The data:
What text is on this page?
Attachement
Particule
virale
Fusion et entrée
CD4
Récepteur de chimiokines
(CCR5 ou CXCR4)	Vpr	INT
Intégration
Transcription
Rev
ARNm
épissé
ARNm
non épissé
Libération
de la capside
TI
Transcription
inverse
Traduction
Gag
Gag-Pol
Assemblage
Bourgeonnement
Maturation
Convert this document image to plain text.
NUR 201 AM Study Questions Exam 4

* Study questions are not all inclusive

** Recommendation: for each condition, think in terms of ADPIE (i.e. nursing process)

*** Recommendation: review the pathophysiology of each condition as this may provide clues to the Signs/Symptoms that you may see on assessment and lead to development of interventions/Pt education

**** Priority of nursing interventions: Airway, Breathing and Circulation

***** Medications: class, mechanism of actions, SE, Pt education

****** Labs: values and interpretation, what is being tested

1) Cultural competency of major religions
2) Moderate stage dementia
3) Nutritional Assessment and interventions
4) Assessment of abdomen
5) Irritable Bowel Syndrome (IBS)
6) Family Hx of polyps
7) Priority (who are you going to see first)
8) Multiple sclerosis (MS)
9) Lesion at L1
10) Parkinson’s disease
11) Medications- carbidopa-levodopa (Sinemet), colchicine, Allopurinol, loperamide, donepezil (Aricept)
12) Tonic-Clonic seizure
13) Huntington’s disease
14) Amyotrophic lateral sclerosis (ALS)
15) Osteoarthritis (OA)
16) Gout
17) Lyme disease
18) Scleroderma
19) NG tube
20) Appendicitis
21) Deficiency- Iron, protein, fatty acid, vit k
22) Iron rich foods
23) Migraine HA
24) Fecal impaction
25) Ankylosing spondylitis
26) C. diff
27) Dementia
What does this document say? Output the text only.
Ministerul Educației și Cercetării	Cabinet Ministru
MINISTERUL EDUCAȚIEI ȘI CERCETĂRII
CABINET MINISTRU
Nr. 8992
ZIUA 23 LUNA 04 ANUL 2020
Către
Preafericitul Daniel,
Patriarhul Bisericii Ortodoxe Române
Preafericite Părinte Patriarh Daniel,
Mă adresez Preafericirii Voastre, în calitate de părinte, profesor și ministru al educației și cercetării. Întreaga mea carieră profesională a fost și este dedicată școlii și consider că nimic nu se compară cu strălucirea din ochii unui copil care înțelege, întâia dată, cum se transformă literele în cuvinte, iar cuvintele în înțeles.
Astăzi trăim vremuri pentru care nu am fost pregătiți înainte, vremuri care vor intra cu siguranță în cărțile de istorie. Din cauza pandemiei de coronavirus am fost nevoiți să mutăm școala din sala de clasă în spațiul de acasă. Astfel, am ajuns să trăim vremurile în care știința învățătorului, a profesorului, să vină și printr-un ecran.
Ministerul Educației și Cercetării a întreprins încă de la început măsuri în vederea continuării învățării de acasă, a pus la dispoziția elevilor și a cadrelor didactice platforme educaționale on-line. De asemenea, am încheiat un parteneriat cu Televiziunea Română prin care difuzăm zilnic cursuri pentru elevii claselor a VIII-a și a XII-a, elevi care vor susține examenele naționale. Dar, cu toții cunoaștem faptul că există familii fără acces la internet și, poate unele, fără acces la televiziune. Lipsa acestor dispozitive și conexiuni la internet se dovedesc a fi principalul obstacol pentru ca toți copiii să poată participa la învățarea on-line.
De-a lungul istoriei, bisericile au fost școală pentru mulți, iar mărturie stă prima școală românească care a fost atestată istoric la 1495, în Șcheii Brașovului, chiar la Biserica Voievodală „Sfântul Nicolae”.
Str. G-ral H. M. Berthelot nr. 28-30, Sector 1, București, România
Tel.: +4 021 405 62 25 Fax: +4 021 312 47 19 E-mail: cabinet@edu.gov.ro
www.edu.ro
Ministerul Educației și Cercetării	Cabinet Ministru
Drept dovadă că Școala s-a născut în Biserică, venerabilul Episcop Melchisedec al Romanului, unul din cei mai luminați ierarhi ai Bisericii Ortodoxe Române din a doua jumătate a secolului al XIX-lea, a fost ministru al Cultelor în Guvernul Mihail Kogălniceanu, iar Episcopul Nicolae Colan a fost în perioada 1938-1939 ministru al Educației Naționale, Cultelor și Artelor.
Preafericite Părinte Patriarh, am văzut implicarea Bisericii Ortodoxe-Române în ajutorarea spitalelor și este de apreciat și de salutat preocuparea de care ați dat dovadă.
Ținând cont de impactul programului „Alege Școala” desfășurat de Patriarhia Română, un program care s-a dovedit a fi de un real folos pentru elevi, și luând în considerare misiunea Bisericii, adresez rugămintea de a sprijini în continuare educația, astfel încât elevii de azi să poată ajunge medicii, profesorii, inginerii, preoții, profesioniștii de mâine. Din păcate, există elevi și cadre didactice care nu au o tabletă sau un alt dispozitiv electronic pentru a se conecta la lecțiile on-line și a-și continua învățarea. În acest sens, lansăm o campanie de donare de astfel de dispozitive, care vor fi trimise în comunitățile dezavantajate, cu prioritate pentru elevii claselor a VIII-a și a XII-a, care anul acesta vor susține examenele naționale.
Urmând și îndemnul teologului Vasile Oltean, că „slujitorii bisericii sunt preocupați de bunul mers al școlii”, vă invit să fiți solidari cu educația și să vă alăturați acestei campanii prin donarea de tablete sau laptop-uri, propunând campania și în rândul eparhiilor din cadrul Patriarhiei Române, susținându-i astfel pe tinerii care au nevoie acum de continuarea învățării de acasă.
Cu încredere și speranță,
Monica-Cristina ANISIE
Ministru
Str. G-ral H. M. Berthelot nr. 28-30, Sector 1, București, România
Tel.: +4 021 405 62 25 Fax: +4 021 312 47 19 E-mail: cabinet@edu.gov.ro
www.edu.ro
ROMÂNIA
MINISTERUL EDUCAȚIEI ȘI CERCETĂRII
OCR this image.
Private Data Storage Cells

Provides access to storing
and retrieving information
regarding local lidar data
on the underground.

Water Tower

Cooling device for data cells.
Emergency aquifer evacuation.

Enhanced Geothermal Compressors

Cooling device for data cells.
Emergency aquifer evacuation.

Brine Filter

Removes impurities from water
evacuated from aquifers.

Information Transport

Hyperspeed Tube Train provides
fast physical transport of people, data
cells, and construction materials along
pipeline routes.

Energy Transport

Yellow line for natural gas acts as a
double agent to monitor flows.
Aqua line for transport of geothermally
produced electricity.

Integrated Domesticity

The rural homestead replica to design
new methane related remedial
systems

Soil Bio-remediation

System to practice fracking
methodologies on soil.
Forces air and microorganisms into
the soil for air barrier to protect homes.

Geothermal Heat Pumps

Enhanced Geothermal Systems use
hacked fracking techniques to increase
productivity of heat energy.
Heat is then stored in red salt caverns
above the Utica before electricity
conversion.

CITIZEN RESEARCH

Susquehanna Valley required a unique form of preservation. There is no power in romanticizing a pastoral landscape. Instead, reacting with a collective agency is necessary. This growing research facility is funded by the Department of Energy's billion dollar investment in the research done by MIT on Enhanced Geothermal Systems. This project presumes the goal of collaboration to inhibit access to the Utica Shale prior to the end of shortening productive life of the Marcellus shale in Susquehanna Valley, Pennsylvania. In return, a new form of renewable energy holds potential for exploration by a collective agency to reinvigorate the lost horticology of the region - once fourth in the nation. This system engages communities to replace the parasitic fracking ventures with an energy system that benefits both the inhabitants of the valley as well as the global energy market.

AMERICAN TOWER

Your goal:
When a line in the records above contains the word "poată", copy it.

Response to this task:
Ministerul Educației și Cercetării a întreprins încă de la început măsuri în vederea continuării învățării de acasă, a pus la dispoziția elevilor și a cadrelor didactice platforme educaționale on-line. De asemenea, am încheiat un parteneriat cu Televiziunea Română prin care difuzăm zilnic cursuri pentru elevii claselor a VIII-a și a XII-a, elevi care vor susține examenele naționale. Dar, cu toții cunoaștem faptul că există familii fără acces la internet și, poate unele, fără acces la televiziune. Lipsa acestor dispozitive și conexiuni la internet se dovedesc a fi principalul obstacol pentru ca toți copiii să poată participa la învățarea on-line.
Ținând cont de impactul programului „Alege Școala” desfășurat de Patriarhia Română, un program care s-a dovedit a fi de un real folos pentru elevi, și luând în considerare misiunea Bisericii, adresez rugămintea de a sprijini în continuare educația, astfel încât elevii de azi să poată ajunge medicii, profesorii, inginerii, preoții, profesioniștii de mâine. Din păcate, există elevi și cadre didactice care nu au o tabletă sau un alt dispozitiv electronic pentru a se conecta la lecțiile on-line și a-și continua învățarea. În acest sens, lansăm o campanie de donare de astfel de dispozitive, care vor fi trimise în comunitățile dezavantajate, cu prioritate pentru elevii claselor a VIII-a și a XII-a, care anul acesta vor susține examenele naționale.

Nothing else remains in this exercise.